WHAT THE EXERCISE ASKS
Which lines hold the word "Land"? Show each of them.

[Stored data entries]

####

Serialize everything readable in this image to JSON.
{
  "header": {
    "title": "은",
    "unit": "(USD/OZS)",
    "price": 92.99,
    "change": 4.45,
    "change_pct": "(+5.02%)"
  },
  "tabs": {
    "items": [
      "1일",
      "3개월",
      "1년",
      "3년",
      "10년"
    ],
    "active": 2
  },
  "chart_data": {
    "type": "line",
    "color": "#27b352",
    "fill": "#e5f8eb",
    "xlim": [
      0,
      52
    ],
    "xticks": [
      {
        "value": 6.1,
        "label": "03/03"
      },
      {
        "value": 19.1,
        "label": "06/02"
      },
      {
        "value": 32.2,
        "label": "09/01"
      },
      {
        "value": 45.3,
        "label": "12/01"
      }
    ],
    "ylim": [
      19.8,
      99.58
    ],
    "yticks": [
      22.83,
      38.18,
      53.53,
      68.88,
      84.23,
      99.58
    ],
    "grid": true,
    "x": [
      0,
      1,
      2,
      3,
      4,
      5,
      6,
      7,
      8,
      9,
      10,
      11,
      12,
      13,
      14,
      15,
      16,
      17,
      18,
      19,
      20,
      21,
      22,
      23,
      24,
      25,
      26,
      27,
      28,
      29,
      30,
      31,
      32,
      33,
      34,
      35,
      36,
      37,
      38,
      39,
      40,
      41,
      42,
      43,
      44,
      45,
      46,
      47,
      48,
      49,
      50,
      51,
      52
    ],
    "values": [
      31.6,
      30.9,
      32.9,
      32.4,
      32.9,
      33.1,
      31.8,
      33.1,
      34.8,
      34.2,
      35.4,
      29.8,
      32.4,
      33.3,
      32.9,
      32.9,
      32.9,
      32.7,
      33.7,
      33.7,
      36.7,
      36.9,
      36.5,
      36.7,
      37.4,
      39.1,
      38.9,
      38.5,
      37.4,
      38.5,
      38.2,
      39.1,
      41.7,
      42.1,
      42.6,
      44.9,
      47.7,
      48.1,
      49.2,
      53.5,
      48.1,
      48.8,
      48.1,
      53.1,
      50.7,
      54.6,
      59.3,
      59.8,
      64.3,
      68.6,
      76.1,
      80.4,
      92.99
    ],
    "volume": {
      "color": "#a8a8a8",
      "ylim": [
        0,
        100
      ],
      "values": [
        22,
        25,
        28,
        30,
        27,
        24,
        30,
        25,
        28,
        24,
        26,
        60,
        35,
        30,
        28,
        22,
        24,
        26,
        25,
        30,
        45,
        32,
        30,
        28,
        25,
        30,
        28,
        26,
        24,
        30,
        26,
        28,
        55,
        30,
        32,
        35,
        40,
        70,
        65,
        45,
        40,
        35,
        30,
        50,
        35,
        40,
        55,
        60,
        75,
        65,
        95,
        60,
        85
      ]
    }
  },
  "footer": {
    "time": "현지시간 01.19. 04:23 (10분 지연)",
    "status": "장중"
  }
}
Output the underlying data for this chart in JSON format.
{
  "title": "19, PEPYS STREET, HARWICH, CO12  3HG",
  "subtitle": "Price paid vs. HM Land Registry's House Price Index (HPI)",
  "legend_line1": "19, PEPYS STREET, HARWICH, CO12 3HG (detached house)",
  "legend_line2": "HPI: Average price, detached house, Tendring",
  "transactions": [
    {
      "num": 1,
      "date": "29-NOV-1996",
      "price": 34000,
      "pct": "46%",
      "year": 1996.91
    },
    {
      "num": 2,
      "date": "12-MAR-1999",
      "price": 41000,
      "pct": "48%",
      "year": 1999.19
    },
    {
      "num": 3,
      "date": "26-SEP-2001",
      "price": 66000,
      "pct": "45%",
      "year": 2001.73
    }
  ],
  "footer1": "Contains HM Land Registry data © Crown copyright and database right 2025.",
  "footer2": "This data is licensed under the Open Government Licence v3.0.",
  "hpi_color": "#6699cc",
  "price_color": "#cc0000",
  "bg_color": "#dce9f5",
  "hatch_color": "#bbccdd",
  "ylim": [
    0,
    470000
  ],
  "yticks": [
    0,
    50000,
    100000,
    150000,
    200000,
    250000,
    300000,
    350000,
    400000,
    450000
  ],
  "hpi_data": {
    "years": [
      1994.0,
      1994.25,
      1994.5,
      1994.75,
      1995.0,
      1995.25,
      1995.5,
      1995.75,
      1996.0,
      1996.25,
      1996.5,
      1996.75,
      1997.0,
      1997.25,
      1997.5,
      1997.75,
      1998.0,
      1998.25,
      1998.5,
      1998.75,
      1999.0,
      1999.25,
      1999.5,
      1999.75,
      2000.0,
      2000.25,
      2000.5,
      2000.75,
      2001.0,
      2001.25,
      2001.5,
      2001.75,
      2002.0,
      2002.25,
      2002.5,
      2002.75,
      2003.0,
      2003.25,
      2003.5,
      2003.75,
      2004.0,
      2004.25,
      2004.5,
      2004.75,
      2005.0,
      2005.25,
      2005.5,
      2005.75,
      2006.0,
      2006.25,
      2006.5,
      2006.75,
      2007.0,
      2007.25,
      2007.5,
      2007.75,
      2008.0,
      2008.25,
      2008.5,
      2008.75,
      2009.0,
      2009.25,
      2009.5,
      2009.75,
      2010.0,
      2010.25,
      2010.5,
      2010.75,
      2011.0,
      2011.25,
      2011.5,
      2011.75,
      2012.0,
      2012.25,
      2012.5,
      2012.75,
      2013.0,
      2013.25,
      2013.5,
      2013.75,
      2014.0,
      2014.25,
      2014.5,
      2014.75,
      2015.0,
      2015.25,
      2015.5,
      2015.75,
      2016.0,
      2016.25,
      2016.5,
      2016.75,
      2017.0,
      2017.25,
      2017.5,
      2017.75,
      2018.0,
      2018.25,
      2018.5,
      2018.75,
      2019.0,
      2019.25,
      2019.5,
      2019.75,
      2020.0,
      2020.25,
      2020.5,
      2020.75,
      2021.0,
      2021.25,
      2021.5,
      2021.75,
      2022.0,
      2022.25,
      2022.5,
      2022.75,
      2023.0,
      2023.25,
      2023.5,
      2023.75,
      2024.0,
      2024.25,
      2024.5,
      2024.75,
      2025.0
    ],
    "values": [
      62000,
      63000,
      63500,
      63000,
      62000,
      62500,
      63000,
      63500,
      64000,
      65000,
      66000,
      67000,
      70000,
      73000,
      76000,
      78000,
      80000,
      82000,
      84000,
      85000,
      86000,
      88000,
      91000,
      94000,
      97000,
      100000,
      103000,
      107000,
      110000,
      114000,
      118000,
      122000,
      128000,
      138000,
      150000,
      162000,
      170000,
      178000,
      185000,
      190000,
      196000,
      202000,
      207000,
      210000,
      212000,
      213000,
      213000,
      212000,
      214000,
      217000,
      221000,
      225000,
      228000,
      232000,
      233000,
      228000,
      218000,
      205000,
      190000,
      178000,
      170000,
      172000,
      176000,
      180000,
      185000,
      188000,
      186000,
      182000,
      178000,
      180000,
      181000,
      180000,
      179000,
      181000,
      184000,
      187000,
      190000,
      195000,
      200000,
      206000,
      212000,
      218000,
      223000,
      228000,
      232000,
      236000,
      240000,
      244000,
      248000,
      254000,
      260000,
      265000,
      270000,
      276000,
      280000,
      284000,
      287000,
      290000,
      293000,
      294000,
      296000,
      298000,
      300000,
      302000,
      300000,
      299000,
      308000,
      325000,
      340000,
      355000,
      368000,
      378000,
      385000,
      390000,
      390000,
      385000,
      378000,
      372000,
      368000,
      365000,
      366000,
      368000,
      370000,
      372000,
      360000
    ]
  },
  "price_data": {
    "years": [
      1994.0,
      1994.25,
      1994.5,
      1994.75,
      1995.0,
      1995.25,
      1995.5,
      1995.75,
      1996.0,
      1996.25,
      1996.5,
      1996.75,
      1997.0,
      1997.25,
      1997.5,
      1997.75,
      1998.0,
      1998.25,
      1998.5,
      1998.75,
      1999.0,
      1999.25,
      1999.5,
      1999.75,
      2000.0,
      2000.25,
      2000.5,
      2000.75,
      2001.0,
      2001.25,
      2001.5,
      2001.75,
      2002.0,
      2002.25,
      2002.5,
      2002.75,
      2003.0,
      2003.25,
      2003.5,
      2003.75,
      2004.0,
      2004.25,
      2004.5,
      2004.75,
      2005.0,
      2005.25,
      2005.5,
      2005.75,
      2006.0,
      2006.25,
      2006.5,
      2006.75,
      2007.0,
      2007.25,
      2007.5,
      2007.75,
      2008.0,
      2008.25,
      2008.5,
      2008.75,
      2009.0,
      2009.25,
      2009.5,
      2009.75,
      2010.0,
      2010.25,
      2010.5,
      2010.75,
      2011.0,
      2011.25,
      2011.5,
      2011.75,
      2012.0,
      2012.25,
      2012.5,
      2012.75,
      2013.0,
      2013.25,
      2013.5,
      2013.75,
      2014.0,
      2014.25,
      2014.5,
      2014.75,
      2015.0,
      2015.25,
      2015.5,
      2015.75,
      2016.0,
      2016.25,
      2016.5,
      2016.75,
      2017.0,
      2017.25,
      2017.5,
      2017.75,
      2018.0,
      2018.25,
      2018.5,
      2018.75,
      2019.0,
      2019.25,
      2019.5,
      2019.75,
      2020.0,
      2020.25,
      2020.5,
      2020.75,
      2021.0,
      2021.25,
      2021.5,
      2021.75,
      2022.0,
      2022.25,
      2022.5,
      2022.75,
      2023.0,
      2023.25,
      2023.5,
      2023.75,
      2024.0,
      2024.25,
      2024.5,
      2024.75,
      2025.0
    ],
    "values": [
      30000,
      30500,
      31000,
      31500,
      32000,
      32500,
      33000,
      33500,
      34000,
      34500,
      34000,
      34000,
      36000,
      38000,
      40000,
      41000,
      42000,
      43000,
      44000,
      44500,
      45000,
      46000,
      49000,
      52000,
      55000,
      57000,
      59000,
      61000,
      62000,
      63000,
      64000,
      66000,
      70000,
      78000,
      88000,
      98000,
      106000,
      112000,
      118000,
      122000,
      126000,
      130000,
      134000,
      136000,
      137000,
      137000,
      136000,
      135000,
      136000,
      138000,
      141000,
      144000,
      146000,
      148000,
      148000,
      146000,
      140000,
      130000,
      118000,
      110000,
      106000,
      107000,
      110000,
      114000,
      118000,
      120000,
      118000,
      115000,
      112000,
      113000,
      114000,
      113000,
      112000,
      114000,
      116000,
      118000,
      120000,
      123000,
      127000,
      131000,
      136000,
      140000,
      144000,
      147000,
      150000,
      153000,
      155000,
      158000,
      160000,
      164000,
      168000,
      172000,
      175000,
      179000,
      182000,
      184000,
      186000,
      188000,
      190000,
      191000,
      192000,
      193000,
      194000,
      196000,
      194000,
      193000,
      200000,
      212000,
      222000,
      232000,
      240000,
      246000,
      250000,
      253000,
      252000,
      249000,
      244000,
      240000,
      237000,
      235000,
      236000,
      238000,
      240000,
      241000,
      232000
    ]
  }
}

####

RESULT FOR THIS EXERCISE
  "subtitle": "Price paid vs. HM Land Registry's House Price Index (HPI)",
  "footer1": "Contains HM Land Registry data © Crown copyright and database right 2025.",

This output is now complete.